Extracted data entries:
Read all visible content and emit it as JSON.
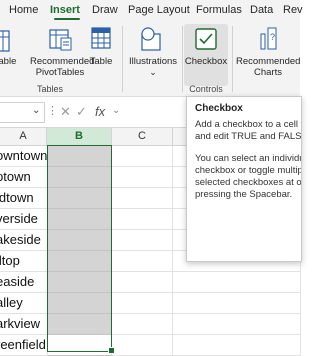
{
  "tabs": [
    "Home",
    "Insert",
    "Draw",
    "Page Layout",
    "Formulas",
    "Data",
    "Rev"
  ],
  "active_tab": "Insert",
  "ribbon": {
    "table_left": "Table",
    "recommended_pivot_line1": "Recommended",
    "recommended_pivot_line2": "PivotTables",
    "table": "Table",
    "illustrations": "Illustrations",
    "illustrations_caret": "⌄",
    "checkbox": "Checkbox",
    "recommended_charts_line1": "Recommended",
    "recommended_charts_line2": "Charts",
    "group_tables": "Tables",
    "group_controls": "Controls"
  },
  "formula_bar": {
    "namebox_caret": "⌄",
    "more": "⋮",
    "cancel": "✕",
    "enter": "✓",
    "fx": "fx",
    "fx_caret": "⌄"
  },
  "columns": [
    "A",
    "B",
    "C"
  ],
  "column_a_values": [
    "owntown",
    "ptown",
    "idtown",
    "verside",
    "akeside",
    "lltop",
    "easide",
    "alley",
    "arkview",
    "reenfield"
  ],
  "tooltip": {
    "title": "Checkbox",
    "line1": "Add a checkbox to a cell to dis",
    "line2": "and edit TRUE and FALSE value",
    "line3": "You can select an individual",
    "line4": "checkbox or toggle multiple",
    "line5": "selected checkboxes at once by",
    "line6": "pressing the Spacebar."
  },
  "colors": {
    "accent": "#1e6b34",
    "selection": "#d4d4d4",
    "ribbon_bg": "#f3f3f3"
  }
}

Challenge: Keep the pictures out of the copy and return the rest of the data above exactly.

Solution for this problem:
Read all visible content and emit it as JSON.
{
  "tabs": [
    "Home",
    "Insert",
    "Draw",
    "Page Layout",
    "Formulas",
    "Data",
    "Rev"
  ],
  "active_tab": "Insert",
  "ribbon": {
    "table_left": "Table",
    "recommended_pivot_line1": "Recommended",
    "recommended_pivot_line2": "PivotTables",
    "table": "Table",
    "illustrations": "Illustrations",
    "illustrations_caret": "⌄",
    "checkbox": "Checkbox",
    "recommended_charts_line1": "Recommended",
    "recommended_charts_line2": "Charts",
    "group_tables": "Tables",
    "group_controls": "Controls"
  },
  "formula_bar": {
    "namebox_caret": "⌄",
    "more": "⋮",
    "cancel": "✕",
    "enter": "✓",
    "fx": "fx",
    "fx_caret": "⌄"
  },
  "columns": [
    "A",
    "B",
    "C"
  ],
  "column_a_values": [
    "owntown",
    "ptown",
    "idtown",
    "verside",
    "akeside",
    "lltop",
    "easide",
    "alley",
    "arkview",
    "reenfield"
  ],
  "tooltip": {
    "title": "Checkbox",
    "line1": "Add a checkbox to a cell to dis",
    "line2": "and edit TRUE and FALSE value",
    "line3": "You can select an individual",
    "line4": "checkbox or toggle multiple",
    "line5": "selected checkboxes at once by",
    "line6": "pressing the Spacebar."
  },
  "colors": {
    "accent": "#1e6b34",
    "selection": "#d4d4d4",
    "ribbon_bg": "#f3f3f3"
  }
}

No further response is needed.